Selected text →
Let's check that the scripts are stored in the project:

In [8]:
proj

and that a script can be executed!

In [9]:
proj.print_info()

samples contained in the project are: ['A350', 'B350', 'P350']


Now, we save the project... but as we want to keep the original data intacts, we will save only the scripts and keep all data unchanged.

In [10]:
proj.save(overwrite_data=False)

Let's now reload the project in a new object, and check that this is the original data for the dataset

In [11]:
proj = Project.load('HIZECOKE')
proj.plotIR()

<IPython.core.display.Javascript object>

We get the original spectra as expected. 

But now we can use the `preprocess` script which is stored in the project, to apply all change that were recorded.

In [12]:
proj.preprocess()
proj.plotIR()

<IPython.core.display.Javascript object>

## Masking bad data

### Set a mask on a range of columns
Clearly some of the spectra above displayed have problem with noise, or some experiment artifacts. 
Although we could be tempted to simply remove the data, another way, it to mask these bad data. 

For instance, we may want to mask all data ranging between 2300 and 2700. Let's do that:

In [13]:
for p in proj.projects:   
    p.IR[:, 2300.:2700.]=masked

proj.plotIR()

<IPython.core.display.Javascript object>

### Remove a mask

To remove the mask, we cannot make it selectively. All mask must be removed at the same time:

In [14]:
for p in proj.projects:   
    p.IR.remove_masks()

proj.plotIR()

<IPython.core.display.Javascript object>

### Masking bad data for rows

It appears that the data to remove correspond to some row but it is difficult to find which one in the plot above. So it may be interesting to work on transposed data (we use the operator `.T`).

First, let's make a script for plotting the transposed data

In [15]:
%%addscript -p proj -o plotIR_T

datasets_T =[]
labels = []

for p in reversed(proj.projects):   # we put the parent first this way
    datasets_T.append(p.IR.T)
    labels.append(p.label) 
    
_ = multiplot_stack(sources=datasets_T, labels=labels, 
                nrow=1, ncol=3, sharex=False, sharez=True, 
                figsize=(6.8,3), dpi=100, style='sans')

'Script plotIR_T created.'

In [16]:
proj.plotIR_T()

<IPython.core.display.Javascript object>

Now mask some of the rows, that are clearly not correct

In [17]:
proj.P350.IR[14.4:24.]=masked
proj.A350.IR[24.17:24.36]=masked

proj.plotIR_T()
proj.plotIR()

<IPython.core.display.Javascript object>

<IPython.core.display.Javascript object>

## Make our final preprocessing script

OK, the data are now clean. Let's update our `preprocess` script with a summary of all actions, so that we can apply this next time.

In [18]:
%%addscript -p proj -o preprocess

# slicing
for p in proj.projects:
    p.IR[:, 3990.:1300., INPLACE]   # we slice the data inplace 
    p.IR = p.IR - p.IR[:,3990.]     # we remove the offset 

# mask some rows
proj.P350.IR[14.4:24.]=masked        
proj.A350.IR[24.17:24.36]=masked
 

'Script preprocess created.'

Save these scripts

In [19]:
proj.save(overwrite_data=False)

Supplied records →
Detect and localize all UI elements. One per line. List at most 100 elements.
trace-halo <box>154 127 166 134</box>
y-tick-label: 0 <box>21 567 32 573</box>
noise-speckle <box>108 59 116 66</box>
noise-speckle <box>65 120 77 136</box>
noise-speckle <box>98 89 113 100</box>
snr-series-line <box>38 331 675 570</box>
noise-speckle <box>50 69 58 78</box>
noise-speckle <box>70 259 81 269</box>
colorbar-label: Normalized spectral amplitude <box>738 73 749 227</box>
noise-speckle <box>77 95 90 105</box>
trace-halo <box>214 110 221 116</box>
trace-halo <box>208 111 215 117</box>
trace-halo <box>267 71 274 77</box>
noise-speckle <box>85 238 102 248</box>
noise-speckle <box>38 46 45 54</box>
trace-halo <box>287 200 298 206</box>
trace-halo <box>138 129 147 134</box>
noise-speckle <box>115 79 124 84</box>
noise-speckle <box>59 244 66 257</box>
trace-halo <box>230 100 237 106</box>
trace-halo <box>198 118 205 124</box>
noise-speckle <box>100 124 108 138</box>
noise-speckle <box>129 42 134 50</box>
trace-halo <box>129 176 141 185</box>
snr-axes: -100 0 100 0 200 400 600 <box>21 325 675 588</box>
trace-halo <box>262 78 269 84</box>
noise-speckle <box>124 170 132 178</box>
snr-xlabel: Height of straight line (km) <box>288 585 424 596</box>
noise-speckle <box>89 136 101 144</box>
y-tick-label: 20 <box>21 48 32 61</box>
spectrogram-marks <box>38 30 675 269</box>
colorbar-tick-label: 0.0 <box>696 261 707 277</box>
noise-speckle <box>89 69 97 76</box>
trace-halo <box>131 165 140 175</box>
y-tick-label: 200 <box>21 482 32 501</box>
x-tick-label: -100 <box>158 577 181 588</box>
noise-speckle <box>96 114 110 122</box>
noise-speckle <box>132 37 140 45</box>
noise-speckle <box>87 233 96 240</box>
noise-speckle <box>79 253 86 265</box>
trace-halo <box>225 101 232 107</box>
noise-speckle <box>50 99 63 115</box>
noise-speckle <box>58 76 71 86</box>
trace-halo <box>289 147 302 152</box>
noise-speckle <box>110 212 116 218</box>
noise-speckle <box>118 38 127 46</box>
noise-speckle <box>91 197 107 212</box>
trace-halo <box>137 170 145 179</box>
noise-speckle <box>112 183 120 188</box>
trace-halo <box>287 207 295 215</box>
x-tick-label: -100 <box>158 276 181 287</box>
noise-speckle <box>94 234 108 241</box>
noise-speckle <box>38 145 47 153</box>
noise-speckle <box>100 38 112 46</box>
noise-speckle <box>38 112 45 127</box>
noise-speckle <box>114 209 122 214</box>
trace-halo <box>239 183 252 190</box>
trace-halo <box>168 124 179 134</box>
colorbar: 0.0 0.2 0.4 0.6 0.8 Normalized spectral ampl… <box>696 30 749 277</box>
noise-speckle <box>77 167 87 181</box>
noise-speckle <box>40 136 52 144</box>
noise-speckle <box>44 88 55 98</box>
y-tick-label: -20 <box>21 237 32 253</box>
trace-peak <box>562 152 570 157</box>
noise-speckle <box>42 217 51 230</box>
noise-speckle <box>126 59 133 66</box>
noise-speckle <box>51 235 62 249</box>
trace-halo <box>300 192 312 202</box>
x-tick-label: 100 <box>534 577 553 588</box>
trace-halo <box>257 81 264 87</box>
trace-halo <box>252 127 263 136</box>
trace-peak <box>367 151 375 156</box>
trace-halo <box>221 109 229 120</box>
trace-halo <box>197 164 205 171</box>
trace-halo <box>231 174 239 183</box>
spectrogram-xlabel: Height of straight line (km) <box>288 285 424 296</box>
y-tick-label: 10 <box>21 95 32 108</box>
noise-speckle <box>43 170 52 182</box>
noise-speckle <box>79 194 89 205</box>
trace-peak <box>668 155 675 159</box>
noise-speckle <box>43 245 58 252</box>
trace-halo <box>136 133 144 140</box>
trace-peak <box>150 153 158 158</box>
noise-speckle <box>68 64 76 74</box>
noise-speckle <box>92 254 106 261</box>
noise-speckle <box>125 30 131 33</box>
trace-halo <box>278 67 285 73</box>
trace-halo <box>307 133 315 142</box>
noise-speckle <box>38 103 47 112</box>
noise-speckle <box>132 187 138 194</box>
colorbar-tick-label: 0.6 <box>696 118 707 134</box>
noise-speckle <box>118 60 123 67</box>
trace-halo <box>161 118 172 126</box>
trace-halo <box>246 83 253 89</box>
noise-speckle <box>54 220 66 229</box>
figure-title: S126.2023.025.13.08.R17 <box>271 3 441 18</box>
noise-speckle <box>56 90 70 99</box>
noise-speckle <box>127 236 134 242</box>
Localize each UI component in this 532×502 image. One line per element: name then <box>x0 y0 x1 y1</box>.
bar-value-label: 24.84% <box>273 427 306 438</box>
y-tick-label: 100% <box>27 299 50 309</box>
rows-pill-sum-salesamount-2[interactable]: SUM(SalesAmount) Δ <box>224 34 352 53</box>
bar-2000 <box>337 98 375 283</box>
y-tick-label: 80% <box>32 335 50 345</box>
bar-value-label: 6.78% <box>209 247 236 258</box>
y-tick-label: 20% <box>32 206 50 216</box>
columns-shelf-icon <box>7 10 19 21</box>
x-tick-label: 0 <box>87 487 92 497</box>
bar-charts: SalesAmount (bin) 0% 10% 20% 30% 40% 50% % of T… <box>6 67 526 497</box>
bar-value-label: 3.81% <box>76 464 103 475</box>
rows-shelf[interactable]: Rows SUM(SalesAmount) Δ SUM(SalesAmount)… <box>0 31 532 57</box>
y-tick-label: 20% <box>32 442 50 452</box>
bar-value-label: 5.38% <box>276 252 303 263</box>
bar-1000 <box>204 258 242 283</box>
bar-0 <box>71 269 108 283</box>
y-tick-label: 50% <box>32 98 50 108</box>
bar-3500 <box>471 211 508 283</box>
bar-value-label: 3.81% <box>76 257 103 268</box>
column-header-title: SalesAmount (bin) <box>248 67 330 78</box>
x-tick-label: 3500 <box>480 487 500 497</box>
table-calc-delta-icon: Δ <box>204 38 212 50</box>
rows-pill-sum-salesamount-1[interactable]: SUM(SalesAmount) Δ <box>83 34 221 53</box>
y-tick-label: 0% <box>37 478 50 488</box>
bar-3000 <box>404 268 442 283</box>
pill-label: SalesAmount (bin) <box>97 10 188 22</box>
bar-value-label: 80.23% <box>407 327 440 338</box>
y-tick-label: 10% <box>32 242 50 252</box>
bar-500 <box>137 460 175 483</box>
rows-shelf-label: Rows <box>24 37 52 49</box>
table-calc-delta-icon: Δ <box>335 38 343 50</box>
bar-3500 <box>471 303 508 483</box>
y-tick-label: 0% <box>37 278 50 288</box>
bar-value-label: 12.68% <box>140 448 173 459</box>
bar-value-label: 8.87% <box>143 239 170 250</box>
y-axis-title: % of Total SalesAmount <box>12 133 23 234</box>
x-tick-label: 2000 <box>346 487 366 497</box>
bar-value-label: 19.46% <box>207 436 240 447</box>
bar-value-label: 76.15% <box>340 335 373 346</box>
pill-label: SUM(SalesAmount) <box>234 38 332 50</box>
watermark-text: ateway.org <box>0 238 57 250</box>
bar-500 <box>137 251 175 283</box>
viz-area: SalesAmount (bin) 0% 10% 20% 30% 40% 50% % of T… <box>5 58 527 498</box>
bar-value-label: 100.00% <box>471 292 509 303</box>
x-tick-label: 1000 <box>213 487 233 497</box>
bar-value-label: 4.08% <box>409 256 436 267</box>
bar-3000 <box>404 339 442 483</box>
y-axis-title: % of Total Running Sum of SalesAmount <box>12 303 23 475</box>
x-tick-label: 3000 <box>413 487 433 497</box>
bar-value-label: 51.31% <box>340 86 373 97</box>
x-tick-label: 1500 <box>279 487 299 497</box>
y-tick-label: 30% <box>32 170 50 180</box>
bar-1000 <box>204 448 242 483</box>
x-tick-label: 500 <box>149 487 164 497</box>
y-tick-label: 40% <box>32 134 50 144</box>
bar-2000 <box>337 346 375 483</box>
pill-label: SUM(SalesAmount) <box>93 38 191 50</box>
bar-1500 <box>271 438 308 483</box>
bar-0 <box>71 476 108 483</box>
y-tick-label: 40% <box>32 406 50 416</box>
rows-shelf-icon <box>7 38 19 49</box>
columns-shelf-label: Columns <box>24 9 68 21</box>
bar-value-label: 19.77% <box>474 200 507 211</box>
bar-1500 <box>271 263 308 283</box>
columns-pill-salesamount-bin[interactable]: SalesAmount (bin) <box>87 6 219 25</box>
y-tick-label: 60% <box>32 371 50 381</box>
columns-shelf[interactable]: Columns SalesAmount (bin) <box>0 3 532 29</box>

What you have to do →
Please answer from the notebook text: can a mask be removed selectively? The lines have no connection to the notebook text.

Expected answer →
No, all masks must be removed at the same time.